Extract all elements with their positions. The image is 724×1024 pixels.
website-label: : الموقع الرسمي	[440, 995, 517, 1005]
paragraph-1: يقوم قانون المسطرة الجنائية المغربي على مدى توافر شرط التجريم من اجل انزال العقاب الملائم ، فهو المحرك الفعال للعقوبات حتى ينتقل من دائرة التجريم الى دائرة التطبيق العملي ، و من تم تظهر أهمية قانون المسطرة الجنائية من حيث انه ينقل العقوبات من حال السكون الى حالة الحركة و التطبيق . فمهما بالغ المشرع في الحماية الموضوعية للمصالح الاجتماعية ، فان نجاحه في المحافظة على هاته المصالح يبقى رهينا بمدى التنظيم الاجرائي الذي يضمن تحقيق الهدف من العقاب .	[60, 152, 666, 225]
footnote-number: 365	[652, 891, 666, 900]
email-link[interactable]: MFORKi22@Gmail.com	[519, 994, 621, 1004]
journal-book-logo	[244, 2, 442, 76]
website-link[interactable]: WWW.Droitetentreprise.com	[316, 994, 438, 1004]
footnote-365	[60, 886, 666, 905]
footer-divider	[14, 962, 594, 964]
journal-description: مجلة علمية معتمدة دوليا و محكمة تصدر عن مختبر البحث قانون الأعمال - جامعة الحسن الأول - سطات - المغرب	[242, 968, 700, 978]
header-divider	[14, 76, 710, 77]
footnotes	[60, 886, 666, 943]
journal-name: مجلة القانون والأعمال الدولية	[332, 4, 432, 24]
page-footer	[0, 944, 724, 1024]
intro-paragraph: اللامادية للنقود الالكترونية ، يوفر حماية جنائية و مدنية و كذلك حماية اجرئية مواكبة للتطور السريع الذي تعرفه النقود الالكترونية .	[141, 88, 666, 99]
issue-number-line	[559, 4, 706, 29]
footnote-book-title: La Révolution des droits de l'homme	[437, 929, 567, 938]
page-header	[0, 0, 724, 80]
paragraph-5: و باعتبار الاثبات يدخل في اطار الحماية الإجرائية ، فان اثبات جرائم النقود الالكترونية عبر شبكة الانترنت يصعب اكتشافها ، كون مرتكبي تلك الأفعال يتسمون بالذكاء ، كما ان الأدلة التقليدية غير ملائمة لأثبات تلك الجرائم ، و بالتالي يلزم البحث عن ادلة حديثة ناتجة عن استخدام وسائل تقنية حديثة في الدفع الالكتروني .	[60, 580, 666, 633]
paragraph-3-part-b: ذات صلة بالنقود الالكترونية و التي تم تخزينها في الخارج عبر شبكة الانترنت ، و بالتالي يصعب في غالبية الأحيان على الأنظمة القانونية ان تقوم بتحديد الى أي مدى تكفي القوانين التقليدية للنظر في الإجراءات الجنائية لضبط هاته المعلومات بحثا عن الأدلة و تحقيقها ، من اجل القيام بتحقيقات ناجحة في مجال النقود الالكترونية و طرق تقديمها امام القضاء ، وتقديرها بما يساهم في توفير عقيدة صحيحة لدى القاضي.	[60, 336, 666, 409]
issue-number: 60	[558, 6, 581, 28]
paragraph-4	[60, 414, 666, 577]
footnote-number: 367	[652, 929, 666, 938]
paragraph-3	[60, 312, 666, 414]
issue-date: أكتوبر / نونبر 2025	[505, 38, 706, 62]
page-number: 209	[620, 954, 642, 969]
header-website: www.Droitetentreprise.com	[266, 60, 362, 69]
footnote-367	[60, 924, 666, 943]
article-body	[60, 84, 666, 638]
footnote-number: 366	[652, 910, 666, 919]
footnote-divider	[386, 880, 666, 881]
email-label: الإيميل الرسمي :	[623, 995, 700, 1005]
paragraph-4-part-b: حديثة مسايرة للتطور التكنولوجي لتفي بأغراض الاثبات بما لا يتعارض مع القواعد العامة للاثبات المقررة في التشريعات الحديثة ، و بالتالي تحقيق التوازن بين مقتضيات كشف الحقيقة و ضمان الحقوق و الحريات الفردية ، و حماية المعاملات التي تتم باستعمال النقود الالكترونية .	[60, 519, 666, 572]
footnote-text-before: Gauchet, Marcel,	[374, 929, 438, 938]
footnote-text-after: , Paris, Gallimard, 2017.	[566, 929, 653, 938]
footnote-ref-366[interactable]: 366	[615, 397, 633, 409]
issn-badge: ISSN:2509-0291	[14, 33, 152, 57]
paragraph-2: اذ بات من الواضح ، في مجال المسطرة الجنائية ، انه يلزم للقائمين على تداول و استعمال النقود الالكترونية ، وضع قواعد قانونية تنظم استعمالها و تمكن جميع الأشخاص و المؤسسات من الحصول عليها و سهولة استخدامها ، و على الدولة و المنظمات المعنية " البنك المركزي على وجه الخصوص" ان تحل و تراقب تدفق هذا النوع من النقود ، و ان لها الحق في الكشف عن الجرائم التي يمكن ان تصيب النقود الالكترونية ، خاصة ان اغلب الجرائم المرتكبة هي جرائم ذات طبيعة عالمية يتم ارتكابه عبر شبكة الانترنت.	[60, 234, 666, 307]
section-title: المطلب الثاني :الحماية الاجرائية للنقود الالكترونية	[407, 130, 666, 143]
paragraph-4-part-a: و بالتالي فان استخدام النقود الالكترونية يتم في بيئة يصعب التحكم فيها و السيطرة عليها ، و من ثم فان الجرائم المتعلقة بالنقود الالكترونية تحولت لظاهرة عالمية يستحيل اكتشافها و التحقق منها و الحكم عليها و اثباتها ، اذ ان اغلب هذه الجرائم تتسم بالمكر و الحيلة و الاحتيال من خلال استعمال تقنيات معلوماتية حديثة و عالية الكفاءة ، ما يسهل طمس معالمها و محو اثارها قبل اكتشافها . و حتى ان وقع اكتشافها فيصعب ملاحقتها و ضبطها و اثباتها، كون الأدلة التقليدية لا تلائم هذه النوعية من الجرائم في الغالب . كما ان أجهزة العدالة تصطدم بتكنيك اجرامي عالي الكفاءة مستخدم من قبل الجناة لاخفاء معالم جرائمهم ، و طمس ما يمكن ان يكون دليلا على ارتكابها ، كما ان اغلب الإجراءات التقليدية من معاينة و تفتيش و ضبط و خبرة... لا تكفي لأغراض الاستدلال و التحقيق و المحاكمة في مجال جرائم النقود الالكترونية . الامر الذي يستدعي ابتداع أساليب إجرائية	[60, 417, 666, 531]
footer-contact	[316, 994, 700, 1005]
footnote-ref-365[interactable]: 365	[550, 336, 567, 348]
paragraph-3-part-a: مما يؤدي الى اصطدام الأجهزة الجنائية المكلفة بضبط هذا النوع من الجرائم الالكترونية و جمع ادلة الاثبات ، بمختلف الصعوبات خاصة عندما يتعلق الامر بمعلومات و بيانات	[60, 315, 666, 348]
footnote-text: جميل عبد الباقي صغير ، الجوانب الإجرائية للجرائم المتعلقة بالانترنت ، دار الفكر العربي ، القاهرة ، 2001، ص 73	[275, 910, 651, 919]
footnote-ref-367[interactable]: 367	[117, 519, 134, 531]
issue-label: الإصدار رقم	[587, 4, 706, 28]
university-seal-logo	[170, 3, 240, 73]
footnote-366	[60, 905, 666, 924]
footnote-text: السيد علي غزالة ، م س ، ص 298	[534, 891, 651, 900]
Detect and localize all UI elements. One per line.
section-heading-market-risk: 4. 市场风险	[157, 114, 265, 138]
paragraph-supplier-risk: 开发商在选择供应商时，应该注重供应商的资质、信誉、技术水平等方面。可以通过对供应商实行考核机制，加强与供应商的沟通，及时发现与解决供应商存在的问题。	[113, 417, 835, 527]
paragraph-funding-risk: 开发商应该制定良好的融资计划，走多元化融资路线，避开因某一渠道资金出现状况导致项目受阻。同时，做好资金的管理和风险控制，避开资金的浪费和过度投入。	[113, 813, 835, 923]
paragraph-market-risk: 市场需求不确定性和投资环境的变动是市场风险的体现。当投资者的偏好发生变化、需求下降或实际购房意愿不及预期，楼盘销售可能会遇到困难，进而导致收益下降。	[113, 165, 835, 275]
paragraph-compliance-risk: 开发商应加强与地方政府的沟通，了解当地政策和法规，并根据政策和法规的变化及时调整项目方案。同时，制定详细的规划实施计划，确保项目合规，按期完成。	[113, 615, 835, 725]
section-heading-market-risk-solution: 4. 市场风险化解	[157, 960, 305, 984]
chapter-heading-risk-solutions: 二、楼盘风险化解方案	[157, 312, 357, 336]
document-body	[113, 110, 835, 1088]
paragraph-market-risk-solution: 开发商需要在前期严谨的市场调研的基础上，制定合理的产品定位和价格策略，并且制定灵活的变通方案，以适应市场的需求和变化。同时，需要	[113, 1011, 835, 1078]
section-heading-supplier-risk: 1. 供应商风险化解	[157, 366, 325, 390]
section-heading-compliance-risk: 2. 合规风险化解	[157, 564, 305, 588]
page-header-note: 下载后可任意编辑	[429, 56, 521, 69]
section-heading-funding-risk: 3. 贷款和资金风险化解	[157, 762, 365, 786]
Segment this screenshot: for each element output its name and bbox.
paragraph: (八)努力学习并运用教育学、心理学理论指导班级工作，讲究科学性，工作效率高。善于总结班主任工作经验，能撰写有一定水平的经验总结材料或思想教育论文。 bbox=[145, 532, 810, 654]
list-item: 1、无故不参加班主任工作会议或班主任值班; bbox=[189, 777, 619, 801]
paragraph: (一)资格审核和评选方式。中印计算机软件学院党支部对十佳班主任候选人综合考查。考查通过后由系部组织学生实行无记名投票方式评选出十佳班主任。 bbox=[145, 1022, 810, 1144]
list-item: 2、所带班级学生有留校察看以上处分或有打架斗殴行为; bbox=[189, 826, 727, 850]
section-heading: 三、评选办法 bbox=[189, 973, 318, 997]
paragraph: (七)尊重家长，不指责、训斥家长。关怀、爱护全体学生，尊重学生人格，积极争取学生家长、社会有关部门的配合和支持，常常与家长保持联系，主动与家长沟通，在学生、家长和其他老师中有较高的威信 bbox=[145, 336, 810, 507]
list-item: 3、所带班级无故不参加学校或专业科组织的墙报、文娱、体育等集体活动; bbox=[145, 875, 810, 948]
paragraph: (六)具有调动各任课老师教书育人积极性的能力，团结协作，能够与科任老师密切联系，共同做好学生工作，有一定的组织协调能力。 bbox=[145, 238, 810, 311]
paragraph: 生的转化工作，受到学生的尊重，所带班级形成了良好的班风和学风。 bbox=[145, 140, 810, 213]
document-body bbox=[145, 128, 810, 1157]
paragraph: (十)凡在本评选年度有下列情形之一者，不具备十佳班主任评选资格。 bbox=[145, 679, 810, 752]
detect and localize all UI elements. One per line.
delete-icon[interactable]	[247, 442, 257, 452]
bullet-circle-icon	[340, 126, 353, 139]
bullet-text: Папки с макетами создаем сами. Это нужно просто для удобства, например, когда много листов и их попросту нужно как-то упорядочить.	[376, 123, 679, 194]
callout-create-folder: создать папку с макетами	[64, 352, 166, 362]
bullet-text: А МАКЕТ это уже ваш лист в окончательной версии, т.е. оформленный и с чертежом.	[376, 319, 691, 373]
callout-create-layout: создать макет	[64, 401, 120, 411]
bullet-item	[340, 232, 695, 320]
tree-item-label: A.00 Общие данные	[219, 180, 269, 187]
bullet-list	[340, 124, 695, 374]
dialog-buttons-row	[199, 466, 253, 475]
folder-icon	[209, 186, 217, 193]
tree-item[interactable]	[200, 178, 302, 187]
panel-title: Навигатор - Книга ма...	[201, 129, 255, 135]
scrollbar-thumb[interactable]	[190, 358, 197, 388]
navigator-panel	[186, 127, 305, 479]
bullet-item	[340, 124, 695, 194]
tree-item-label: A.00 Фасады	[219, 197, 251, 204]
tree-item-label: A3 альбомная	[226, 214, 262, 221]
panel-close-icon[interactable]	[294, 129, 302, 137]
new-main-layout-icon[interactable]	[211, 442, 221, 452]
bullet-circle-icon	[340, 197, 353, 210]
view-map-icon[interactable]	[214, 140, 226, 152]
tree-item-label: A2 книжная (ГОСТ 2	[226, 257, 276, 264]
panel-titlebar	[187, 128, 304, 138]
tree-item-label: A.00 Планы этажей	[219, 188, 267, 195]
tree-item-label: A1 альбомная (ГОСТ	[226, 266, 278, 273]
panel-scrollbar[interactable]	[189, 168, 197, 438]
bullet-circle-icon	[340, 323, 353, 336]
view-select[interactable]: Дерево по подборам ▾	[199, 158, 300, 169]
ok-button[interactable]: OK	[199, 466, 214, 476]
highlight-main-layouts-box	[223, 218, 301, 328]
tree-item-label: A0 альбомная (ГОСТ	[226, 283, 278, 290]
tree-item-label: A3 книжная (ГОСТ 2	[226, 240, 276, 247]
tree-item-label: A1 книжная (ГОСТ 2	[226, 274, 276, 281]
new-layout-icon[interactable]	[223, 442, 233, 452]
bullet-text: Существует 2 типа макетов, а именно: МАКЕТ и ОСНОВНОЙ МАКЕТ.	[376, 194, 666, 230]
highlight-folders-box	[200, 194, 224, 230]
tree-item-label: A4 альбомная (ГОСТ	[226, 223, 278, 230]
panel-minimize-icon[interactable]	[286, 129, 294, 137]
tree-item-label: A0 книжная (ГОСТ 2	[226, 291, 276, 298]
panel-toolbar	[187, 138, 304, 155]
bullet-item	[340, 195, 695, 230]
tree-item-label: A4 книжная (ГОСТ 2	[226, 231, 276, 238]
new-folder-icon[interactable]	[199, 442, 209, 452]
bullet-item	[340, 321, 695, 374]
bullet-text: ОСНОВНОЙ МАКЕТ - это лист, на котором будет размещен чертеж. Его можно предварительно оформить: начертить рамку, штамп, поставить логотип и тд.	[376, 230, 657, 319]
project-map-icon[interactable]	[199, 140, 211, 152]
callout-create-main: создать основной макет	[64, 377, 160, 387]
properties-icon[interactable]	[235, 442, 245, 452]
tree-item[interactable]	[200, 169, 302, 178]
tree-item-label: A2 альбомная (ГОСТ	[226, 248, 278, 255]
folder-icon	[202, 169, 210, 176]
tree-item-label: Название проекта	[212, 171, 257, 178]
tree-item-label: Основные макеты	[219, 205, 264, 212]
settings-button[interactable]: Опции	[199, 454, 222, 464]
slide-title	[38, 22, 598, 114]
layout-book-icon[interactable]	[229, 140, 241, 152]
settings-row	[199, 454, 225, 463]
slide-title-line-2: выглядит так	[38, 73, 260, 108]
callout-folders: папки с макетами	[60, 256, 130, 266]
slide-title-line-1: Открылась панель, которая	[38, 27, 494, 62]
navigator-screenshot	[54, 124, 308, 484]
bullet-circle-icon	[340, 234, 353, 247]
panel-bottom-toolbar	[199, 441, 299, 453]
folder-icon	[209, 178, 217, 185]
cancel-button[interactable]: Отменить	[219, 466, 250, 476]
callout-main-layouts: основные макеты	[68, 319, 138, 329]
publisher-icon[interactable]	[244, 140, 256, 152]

────────────────

Select every line of the rows above that contains the string "книжная", with case counting.

Worked answer:
tree-item-label: A2 книжная (ГОСТ 2	[226, 257, 276, 264]
tree-item-label: A3 книжная (ГОСТ 2	[226, 240, 276, 247]
tree-item-label: A1 книжная (ГОСТ 2	[226, 274, 276, 281]
tree-item-label: A0 книжная (ГОСТ 2	[226, 291, 276, 298]
tree-item-label: A4 книжная (ГОСТ 2	[226, 231, 276, 238]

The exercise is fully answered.